Figure record extracts
- - -

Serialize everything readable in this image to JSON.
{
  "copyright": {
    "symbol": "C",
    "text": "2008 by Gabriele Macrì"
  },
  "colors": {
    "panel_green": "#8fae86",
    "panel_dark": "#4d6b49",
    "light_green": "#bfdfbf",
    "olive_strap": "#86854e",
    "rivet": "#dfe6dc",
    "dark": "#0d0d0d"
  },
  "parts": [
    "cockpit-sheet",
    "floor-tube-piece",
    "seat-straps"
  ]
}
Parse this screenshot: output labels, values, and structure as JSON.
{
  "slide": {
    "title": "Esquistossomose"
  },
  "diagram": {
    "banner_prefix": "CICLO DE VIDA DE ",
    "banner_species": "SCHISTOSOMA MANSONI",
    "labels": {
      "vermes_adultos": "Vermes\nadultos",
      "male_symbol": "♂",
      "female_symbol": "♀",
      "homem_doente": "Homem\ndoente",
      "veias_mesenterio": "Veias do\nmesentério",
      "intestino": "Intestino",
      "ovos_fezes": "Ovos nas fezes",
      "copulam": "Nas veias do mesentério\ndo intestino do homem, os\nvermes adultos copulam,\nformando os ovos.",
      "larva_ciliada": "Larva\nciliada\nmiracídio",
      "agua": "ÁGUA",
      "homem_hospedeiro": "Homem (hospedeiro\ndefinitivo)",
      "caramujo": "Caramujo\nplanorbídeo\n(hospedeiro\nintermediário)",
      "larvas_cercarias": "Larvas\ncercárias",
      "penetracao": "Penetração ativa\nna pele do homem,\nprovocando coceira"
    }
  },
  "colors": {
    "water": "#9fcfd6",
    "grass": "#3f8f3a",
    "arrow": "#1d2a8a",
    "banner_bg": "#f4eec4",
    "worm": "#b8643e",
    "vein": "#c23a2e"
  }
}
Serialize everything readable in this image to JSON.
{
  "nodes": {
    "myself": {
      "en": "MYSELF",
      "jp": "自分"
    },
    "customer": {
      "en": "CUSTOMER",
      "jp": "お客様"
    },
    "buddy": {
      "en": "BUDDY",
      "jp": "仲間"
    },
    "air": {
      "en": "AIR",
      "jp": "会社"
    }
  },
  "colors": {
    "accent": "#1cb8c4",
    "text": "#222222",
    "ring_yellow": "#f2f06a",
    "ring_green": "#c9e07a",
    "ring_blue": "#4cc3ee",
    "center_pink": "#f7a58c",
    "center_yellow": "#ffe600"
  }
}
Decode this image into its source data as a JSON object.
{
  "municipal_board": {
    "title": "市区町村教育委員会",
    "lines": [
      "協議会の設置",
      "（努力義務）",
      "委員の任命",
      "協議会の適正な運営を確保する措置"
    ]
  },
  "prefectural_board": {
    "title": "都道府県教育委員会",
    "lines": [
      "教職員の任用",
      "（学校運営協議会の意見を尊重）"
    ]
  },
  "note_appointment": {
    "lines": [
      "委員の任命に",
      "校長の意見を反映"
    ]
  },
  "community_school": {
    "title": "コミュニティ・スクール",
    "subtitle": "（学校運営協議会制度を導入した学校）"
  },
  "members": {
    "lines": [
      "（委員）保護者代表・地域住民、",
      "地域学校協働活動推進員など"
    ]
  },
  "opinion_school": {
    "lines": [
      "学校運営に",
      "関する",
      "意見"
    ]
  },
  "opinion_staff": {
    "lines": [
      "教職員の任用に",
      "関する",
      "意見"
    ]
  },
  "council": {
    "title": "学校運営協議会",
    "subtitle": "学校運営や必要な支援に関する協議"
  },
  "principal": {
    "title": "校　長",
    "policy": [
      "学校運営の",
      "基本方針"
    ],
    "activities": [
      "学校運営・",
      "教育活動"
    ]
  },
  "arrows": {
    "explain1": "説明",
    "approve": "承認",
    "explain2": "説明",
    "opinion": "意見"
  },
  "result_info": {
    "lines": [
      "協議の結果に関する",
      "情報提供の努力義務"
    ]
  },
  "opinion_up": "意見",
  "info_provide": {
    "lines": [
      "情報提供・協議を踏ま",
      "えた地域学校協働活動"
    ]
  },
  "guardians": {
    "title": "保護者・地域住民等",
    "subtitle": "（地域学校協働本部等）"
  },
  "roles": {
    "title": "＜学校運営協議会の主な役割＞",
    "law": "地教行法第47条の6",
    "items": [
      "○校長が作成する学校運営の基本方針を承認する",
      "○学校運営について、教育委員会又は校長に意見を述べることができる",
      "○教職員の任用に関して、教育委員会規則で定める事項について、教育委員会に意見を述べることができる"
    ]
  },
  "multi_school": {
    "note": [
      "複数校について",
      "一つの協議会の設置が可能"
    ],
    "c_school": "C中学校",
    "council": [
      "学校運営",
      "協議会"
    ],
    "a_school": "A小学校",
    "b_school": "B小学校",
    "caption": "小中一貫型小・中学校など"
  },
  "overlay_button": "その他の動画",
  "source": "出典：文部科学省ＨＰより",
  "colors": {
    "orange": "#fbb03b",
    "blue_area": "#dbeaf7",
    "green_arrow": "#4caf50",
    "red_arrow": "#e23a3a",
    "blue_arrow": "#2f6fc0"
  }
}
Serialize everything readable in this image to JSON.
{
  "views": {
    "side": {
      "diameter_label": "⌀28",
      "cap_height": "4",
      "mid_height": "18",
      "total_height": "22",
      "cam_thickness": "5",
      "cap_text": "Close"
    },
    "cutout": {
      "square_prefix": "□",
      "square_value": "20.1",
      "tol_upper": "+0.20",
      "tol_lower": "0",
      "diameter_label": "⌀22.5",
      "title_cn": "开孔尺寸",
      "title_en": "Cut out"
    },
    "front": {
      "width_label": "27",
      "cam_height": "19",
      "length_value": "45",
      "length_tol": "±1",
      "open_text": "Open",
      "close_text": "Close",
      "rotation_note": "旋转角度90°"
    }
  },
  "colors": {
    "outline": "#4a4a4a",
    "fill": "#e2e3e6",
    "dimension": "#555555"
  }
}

- - -

Copy all lines from the entries that contain the word "hospedeiro".

COMPLETED EXERCISE:
      "homem_hospedeiro": "Homem (hospedeiro\ndefinitivo)",
      "caramujo": "Caramujo\nplanorbídeo\n(hospedeiro\nintermediário)",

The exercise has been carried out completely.